Restate the records that follow word for word; no pictures should appear.

▸ **Stored data**
** BEGIN **

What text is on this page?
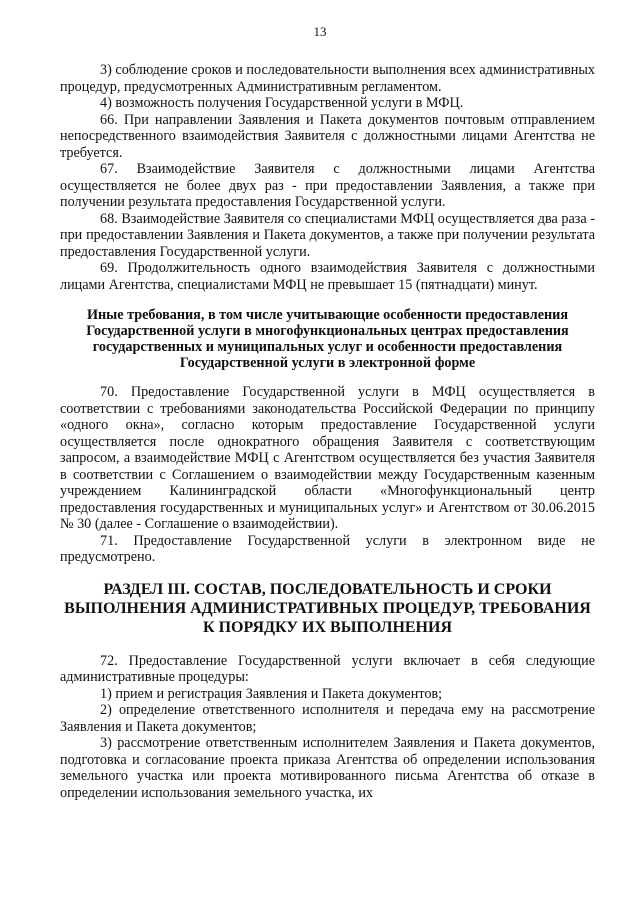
13

3) соблюдение сроков и последовательности выполнения всех административных процедур, предусмотренных Административным регламентом.

4) возможность получения Государственной услуги в МФЦ.

66. При направлении Заявления и Пакета документов почтовым отправлением непосредственного взаимодействия Заявителя с должностными лицами Агентства не требуется.

67. Взаимодействие Заявителя с должностными лицами Агентства осуществляется не более двух раз - при предоставлении Заявления, а также при получении результата предоставления Государственной услуги.

68. Взаимодействие Заявителя со специалистами МФЦ осуществляется два раза - при предоставлении Заявления и Пакета документов, а также при получении результата предоставления Государственной услуги.

69. Продолжительность одного взаимодействия Заявителя с должностными лицами Агентства, специалистами МФЦ не превышает 15 (пятнадцати) минут.

Иные требования, в том числе учитывающие особенности предоставления Государственной услуги в многофункциональных центрах предоставления государственных и муниципальных услуг и особенности предоставления Государственной услуги в электронной форме

70. Предоставление Государственной услуги в МФЦ осуществляется в соответствии с требованиями законодательства Российской Федерации по принципу «одного окна», согласно которым предоставление Государственной услуги осуществляется после однократного обращения Заявителя с соответствующим запросом, а взаимодействие МФЦ с Агентством осуществляется без участия Заявителя в соответствии с Соглашением о взаимодействии между Государственным казенным учреждением Калининградской области «Многофункциональный центр предоставления государственных и муниципальных услуг» и Агентством от 30.06.2015 № 30 (далее - Соглашение о взаимодействии).

71. Предоставление Государственной услуги в электронном виде не предусмотрено.

РАЗДЕЛ III. СОСТАВ, ПОСЛЕДОВАТЕЛЬНОСТЬ И СРОКИ ВЫПОЛНЕНИЯ АДМИНИСТРАТИВНЫХ ПРОЦЕДУР, ТРЕБОВАНИЯ К ПОРЯДКУ ИХ ВЫПОЛНЕНИЯ

72. Предоставление Государственной услуги включает в себя следующие административные процедуры:

1) прием и регистрация Заявления и Пакета документов;

2) определение ответственного исполнителя и передача ему на рассмотрение Заявления и Пакета документов;

3) рассмотрение ответственным исполнителем Заявления и Пакета документов, подготовка и согласование проекта приказа Агентства об определении использования земельного участка или проекта мотивированного письма Агентства об отказе в определении использования земельного участка, их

** END **

▸ **Exercise answer**
What text is on this page?
13

3) соблюдение сроков и последовательности выполнения всех административных процедур, предусмотренных Административным регламентом.

4) возможность получения Государственной услуги в МФЦ.

66. При направлении Заявления и Пакета документов почтовым отправлением непосредственного взаимодействия Заявителя с должностными лицами Агентства не требуется.

67. Взаимодействие Заявителя с должностными лицами Агентства осуществляется не более двух раз - при предоставлении Заявления, а также при получении результата предоставления Государственной услуги.

68. Взаимодействие Заявителя со специалистами МФЦ осуществляется два раза - при предоставлении Заявления и Пакета документов, а также при получении результата предоставления Государственной услуги.

69. Продолжительность одного взаимодействия Заявителя с должностными лицами Агентства, специалистами МФЦ не превышает 15 (пятнадцати) минут.

Иные требования, в том числе учитывающие особенности предоставления Государственной услуги в многофункциональных центрах предоставления государственных и муниципальных услуг и особенности предоставления Государственной услуги в электронной форме

70. Предоставление Государственной услуги в МФЦ осуществляется в соответствии с требованиями законодательства Российской Федерации по принципу «одного окна», согласно которым предоставление Государственной услуги осуществляется после однократного обращения Заявителя с соответствующим запросом, а взаимодействие МФЦ с Агентством осуществляется без участия Заявителя в соответствии с Соглашением о взаимодействии между Государственным казенным учреждением Калининградской области «Многофункциональный центр предоставления государственных и муниципальных услуг» и Агентством от 30.06.2015 № 30 (далее - Соглашение о взаимодействии).

71. Предоставление Государственной услуги в электронном виде не предусмотрено.

РАЗДЕЛ III. СОСТАВ, ПОСЛЕДОВАТЕЛЬНОСТЬ И СРОКИ ВЫПОЛНЕНИЯ АДМИНИСТРАТИВНЫХ ПРОЦЕДУР, ТРЕБОВАНИЯ К ПОРЯДКУ ИХ ВЫПОЛНЕНИЯ

72. Предоставление Государственной услуги включает в себя следующие административные процедуры:

1) прием и регистрация Заявления и Пакета документов;

2) определение ответственного исполнителя и передача ему на рассмотрение Заявления и Пакета документов;

3) рассмотрение ответственным исполнителем Заявления и Пакета документов, подготовка и согласование проекта приказа Агентства об определении использования земельного участка или проекта мотивированного письма Агентства об отказе в определении использования земельного участка, их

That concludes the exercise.